EXERCISE>
Below are entries to be transcribed exactly; exclude the pictures from the copy.

EXERCISE INPUTS>
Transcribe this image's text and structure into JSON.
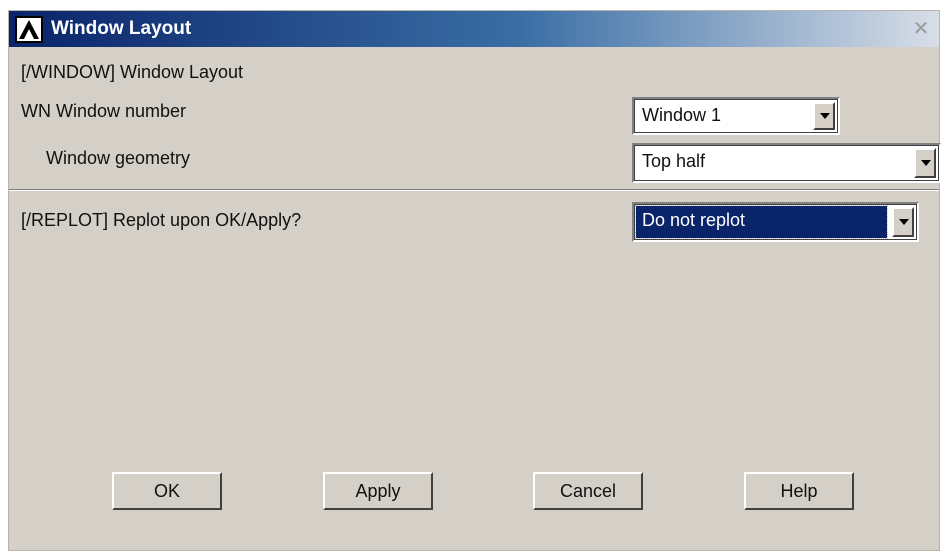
{
  "window": {
    "title": "Window Layout",
    "close_icon": "close-icon",
    "logo_icon": "ansys-logo-icon"
  },
  "form": {
    "section_label": "[/WINDOW]  Window Layout",
    "window_number": {
      "label": "WN  Window number",
      "value": "Window 1"
    },
    "window_geometry": {
      "label": "Window geometry",
      "value": "Top half"
    },
    "replot": {
      "label": "[/REPLOT]  Replot upon OK/Apply?",
      "value": "Do not replot"
    }
  },
  "buttons": {
    "ok": "OK",
    "apply": "Apply",
    "cancel": "Cancel",
    "help": "Help"
  },
  "colors": {
    "titlebar_start": "#0a246a",
    "dialog_bg": "#d4d0c8",
    "selection": "#0a246a"
  }
}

TASK ANSWER>
Transcribe this image's text and structure into JSON.
{
  "window": {
    "title": "Window Layout",
    "close_icon": "close-icon",
    "logo_icon": "ansys-logo-icon"
  },
  "form": {
    "section_label": "[/WINDOW]  Window Layout",
    "window_number": {
      "label": "WN  Window number",
      "value": "Window 1"
    },
    "window_geometry": {
      "label": "Window geometry",
      "value": "Top half"
    },
    "replot": {
      "label": "[/REPLOT]  Replot upon OK/Apply?",
      "value": "Do not replot"
    }
  },
  "buttons": {
    "ok": "OK",
    "apply": "Apply",
    "cancel": "Cancel",
    "help": "Help"
  },
  "colors": {
    "titlebar_start": "#0a246a",
    "dialog_bg": "#d4d0c8",
    "selection": "#0a246a"
  }
}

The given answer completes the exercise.